### TASK INSTRUCTIONS
Without the images, write out the whole listing exactly.

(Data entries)
═══
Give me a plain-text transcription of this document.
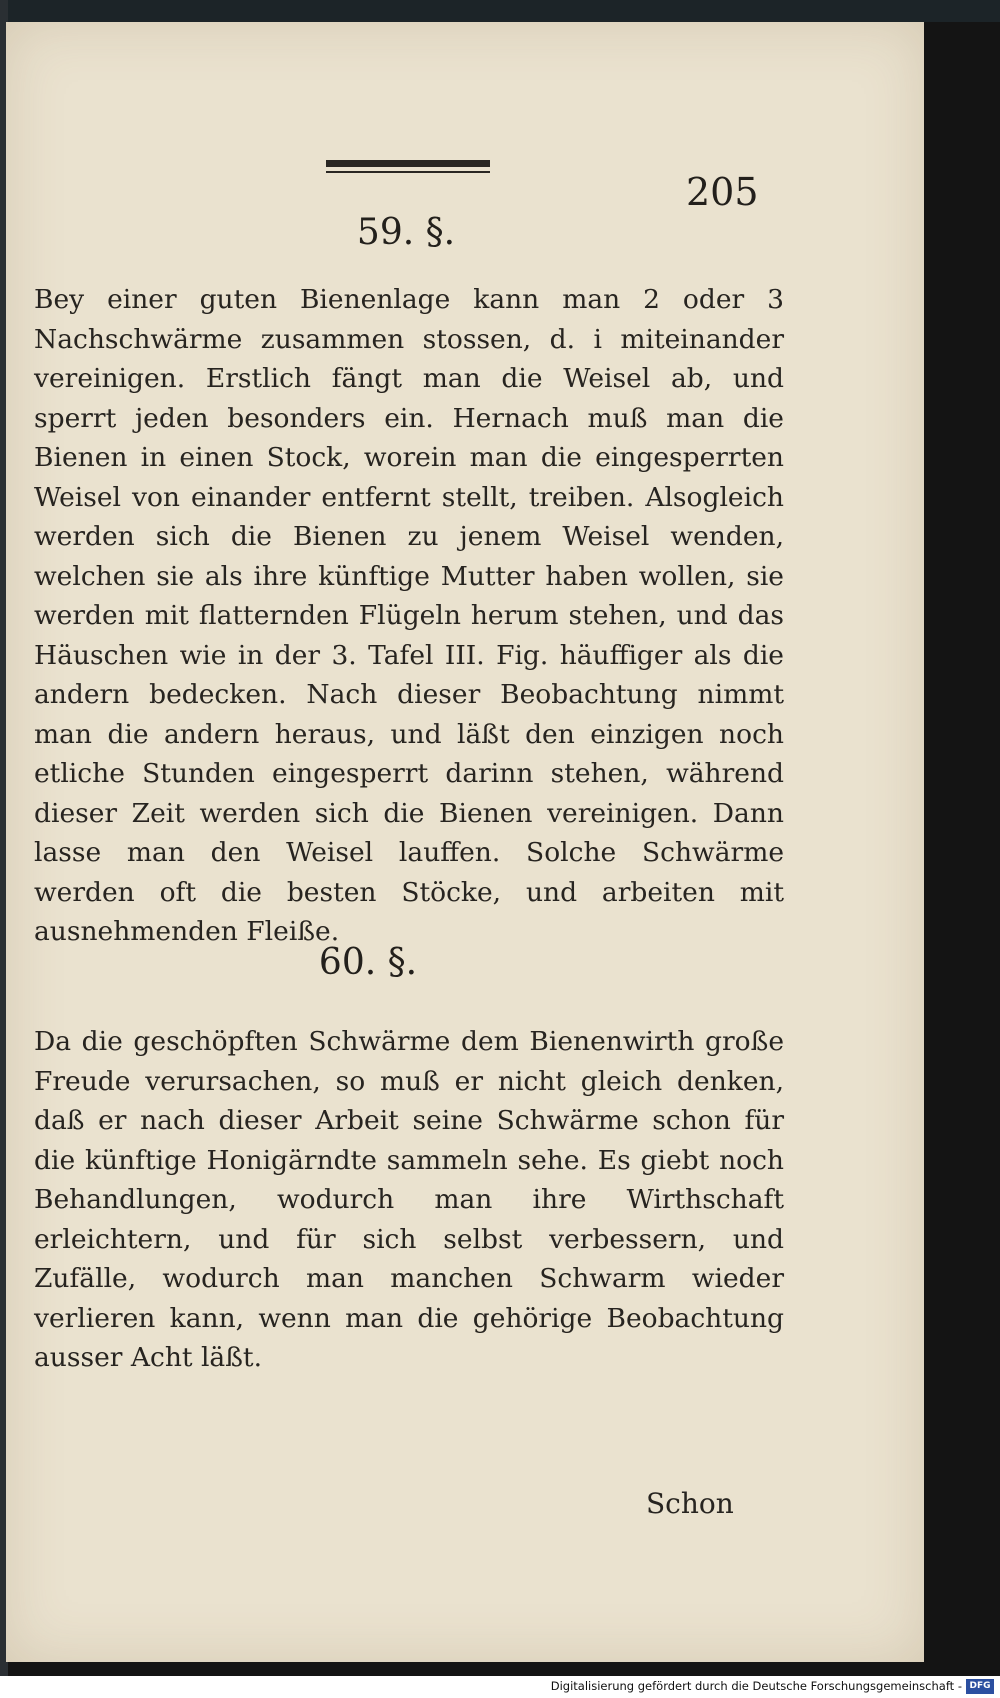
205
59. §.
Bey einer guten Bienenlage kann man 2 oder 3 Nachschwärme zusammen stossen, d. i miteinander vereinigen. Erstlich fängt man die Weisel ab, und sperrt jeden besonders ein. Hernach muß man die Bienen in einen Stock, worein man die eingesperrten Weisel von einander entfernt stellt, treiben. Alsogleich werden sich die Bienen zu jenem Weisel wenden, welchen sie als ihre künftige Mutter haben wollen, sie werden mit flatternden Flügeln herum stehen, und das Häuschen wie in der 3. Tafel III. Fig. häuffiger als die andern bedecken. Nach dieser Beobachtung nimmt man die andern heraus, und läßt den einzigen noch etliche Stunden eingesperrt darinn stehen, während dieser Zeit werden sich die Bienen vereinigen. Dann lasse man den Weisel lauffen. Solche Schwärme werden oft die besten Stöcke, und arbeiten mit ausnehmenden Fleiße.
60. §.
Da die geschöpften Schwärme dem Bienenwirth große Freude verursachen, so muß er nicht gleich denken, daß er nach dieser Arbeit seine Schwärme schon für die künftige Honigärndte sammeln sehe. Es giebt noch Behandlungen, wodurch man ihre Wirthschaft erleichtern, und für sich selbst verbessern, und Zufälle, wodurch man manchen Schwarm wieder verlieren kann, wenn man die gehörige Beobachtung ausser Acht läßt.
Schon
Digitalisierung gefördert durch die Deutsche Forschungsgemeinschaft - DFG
═══
### FINISHED EXERCISE
Give me a plain-text transcription of this document.
205
59. §.
Bey einer guten Bienenlage kann man 2 oder 3 Nachschwärme zusammen stossen, d. i miteinander vereinigen. Erstlich fängt man die Weisel ab, und sperrt jeden besonders ein. Hernach muß man die Bienen in einen Stock, worein man die eingesperrten Weisel von einander entfernt stellt, treiben. Alsogleich werden sich die Bienen zu jenem Weisel wenden, welchen sie als ihre künftige Mutter haben wollen, sie werden mit flatternden Flügeln herum stehen, und das Häuschen wie in der 3. Tafel III. Fig. häuffiger als die andern bedecken. Nach dieser Beobachtung nimmt man die andern heraus, und läßt den einzigen noch etliche Stunden eingesperrt darinn stehen, während dieser Zeit werden sich die Bienen vereinigen. Dann lasse man den Weisel lauffen. Solche Schwärme werden oft die besten Stöcke, und arbeiten mit ausnehmenden Fleiße.
60. §.
Da die geschöpften Schwärme dem Bienenwirth große Freude verursachen, so muß er nicht gleich denken, daß er nach dieser Arbeit seine Schwärme schon für die künftige Honigärndte sammeln sehe. Es giebt noch Behandlungen, wodurch man ihre Wirthschaft erleichtern, und für sich selbst verbessern, und Zufälle, wodurch man manchen Schwarm wieder verlieren kann, wenn man die gehörige Beobachtung ausser Acht läßt.
Schon
Digitalisierung gefördert durch die Deutsche Forschungsgemeinschaft - DFG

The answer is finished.